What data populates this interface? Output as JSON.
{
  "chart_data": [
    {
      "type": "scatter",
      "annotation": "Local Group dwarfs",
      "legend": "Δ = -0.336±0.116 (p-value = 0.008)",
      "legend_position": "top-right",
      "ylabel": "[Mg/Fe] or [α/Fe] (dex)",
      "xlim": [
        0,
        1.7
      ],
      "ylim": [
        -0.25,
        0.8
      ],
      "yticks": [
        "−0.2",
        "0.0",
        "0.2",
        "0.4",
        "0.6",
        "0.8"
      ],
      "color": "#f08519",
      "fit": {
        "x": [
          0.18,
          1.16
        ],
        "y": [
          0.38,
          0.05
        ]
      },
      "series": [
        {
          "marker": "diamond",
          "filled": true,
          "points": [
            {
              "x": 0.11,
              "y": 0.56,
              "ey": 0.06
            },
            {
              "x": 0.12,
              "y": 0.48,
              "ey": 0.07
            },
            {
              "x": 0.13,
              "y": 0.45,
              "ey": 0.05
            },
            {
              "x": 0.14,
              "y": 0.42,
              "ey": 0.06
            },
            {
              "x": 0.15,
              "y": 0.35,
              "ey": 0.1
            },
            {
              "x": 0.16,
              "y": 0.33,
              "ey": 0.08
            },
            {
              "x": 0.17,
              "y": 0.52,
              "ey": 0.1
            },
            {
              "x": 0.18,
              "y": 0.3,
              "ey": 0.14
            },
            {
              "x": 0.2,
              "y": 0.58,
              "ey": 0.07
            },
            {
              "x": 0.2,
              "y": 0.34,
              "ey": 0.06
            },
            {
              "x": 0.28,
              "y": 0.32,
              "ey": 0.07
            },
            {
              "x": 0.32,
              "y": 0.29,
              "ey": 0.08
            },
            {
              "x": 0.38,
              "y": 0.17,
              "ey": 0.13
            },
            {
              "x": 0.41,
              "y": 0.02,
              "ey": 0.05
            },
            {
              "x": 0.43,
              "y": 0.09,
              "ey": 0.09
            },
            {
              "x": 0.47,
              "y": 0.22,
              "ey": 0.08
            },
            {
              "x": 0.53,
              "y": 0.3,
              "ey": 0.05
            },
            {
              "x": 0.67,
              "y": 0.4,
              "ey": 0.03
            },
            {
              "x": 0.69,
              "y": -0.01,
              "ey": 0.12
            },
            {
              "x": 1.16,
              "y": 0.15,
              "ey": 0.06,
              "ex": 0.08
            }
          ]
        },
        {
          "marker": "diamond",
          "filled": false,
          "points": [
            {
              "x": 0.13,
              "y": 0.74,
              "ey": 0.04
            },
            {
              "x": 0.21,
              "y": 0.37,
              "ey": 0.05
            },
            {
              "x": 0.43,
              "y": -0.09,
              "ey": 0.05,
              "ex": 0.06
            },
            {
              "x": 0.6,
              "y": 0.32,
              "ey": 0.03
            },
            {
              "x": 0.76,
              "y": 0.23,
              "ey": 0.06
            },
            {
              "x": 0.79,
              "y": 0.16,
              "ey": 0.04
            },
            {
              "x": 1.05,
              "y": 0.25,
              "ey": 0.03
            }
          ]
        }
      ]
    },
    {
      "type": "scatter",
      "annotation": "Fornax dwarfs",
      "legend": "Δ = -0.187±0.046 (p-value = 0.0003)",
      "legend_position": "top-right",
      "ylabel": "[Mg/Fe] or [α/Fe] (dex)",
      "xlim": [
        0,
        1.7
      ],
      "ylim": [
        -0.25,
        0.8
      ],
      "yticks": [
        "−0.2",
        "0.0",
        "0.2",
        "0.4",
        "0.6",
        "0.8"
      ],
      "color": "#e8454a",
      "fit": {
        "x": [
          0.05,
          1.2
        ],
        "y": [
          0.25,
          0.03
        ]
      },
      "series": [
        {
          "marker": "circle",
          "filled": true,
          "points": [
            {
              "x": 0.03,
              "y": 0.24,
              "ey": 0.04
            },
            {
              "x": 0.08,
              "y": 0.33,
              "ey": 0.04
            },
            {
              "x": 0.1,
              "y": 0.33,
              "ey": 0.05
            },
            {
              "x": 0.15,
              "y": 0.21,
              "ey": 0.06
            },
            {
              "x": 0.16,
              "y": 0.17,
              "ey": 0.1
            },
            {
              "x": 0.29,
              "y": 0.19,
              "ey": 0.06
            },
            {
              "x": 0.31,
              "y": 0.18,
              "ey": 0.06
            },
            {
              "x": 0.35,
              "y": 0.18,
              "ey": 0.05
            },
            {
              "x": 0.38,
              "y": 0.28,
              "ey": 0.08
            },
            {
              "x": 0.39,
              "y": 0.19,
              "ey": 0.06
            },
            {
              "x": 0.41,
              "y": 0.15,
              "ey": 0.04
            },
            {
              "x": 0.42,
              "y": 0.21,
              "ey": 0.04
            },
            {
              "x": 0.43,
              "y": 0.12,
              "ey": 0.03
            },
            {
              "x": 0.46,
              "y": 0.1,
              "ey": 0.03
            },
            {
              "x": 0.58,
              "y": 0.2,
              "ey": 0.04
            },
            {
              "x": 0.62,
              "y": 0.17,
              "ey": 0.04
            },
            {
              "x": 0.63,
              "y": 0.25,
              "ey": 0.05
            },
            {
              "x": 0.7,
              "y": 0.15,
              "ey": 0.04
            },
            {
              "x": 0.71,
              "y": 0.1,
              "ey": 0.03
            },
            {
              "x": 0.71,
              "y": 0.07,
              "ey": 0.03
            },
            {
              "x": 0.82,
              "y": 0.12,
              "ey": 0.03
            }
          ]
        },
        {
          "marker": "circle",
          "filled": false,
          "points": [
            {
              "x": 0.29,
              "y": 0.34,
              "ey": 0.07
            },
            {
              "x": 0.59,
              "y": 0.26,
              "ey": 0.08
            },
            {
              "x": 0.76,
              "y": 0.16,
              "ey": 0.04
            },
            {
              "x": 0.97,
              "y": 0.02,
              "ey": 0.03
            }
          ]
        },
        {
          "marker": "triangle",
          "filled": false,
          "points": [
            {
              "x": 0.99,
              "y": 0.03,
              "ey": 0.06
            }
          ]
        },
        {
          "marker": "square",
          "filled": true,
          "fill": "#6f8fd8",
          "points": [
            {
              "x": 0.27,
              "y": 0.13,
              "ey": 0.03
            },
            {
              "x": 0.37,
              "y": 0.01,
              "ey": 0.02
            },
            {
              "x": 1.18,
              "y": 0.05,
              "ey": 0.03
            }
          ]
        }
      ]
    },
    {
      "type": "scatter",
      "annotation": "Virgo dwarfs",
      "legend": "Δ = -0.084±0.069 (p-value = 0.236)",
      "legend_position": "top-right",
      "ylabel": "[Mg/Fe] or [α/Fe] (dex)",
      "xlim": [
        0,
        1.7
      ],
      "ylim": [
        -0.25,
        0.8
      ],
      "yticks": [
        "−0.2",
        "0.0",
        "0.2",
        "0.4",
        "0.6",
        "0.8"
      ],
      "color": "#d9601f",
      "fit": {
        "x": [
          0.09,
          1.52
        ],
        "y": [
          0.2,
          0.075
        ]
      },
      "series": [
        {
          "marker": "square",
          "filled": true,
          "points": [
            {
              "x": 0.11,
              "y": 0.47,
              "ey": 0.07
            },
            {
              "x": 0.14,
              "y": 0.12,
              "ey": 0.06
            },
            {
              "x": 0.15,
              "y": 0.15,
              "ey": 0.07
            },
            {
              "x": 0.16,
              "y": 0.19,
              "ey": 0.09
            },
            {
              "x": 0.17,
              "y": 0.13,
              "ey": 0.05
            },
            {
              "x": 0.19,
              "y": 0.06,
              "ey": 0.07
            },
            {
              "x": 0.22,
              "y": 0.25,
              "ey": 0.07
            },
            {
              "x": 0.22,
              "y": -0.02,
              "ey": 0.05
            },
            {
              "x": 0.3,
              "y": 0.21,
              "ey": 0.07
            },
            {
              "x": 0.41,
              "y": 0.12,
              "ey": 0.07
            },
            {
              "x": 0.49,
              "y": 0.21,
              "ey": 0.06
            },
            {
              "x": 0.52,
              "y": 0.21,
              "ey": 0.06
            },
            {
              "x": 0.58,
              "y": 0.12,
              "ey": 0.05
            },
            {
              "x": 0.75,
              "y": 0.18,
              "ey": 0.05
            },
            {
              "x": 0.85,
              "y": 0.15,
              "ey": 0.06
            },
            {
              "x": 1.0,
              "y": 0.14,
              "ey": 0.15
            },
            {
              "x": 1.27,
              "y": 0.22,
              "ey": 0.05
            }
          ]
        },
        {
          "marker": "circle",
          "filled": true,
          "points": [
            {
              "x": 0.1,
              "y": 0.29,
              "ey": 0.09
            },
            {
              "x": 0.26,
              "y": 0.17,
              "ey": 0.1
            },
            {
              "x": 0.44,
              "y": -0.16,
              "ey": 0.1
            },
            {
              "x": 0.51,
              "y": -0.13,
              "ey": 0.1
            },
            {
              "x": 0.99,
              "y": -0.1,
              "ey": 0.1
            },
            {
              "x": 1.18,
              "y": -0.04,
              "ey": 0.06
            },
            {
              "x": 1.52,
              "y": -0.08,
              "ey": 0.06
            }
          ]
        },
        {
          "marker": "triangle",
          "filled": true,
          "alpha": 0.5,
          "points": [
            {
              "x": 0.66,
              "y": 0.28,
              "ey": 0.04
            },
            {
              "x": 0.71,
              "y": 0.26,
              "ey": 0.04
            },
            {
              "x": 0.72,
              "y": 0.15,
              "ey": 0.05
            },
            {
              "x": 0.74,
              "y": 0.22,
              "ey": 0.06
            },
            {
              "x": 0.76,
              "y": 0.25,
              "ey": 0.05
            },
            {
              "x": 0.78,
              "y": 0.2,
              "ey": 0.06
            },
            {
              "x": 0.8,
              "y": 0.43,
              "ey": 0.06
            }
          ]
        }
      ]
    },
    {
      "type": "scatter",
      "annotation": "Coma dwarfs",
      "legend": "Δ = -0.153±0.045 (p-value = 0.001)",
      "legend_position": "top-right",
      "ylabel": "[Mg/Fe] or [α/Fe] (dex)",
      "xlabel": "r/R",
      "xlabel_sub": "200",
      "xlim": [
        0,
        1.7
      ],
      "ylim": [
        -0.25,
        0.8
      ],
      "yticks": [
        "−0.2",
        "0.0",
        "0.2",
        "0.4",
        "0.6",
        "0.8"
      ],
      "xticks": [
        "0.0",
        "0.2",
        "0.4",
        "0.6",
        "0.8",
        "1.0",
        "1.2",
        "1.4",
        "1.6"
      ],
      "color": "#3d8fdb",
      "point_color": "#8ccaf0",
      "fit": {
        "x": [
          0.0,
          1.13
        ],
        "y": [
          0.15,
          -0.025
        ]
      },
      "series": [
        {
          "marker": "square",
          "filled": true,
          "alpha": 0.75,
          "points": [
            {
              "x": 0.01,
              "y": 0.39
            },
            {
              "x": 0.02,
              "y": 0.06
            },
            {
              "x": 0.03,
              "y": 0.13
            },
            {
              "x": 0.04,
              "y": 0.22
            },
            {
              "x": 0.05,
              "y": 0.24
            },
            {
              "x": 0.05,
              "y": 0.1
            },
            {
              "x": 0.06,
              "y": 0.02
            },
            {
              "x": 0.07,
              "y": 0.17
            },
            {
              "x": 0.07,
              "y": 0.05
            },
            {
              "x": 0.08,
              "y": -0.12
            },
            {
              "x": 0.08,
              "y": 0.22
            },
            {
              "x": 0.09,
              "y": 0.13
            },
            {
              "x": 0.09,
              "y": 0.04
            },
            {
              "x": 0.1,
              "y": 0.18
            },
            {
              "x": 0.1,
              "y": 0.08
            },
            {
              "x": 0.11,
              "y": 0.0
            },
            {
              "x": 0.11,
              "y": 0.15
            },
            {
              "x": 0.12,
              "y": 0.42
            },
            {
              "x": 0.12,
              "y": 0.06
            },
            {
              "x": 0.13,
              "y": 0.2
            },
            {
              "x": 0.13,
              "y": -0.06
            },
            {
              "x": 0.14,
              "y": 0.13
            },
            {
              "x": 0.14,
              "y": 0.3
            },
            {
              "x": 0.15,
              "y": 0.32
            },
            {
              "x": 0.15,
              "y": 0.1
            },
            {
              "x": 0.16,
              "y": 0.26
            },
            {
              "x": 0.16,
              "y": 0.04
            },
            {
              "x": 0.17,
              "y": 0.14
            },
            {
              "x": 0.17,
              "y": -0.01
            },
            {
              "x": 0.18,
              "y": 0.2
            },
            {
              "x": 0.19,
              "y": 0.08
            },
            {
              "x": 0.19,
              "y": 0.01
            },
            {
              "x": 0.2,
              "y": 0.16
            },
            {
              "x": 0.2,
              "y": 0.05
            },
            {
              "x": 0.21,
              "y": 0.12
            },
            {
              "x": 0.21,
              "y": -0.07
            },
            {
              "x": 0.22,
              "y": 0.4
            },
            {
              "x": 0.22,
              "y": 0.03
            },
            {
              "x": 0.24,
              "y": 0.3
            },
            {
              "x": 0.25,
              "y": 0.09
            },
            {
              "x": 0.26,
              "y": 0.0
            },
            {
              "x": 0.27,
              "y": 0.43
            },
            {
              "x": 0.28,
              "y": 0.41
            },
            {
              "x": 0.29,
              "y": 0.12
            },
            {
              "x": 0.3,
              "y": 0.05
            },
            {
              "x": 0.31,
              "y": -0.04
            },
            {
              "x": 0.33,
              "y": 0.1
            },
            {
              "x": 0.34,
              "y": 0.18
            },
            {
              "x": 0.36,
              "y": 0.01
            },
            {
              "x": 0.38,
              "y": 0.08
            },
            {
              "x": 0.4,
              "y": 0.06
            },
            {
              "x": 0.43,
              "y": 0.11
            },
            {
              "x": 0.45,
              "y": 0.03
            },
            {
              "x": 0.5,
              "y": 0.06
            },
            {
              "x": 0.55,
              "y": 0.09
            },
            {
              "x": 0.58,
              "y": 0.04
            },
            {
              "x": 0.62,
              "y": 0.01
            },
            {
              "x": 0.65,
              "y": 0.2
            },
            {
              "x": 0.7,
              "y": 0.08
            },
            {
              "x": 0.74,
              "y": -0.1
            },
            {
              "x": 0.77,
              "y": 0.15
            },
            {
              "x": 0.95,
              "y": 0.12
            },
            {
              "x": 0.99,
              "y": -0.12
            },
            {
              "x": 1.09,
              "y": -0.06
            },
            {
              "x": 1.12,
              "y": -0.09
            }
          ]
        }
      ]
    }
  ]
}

TO DO: Select and copy every line of the listing with the word "annotation".

ANSWER IN FULL:
      "annotation": "Local Group dwarfs",
      "annotation": "Fornax dwarfs",
      "annotation": "Virgo dwarfs",
      "annotation": "Coma dwarfs",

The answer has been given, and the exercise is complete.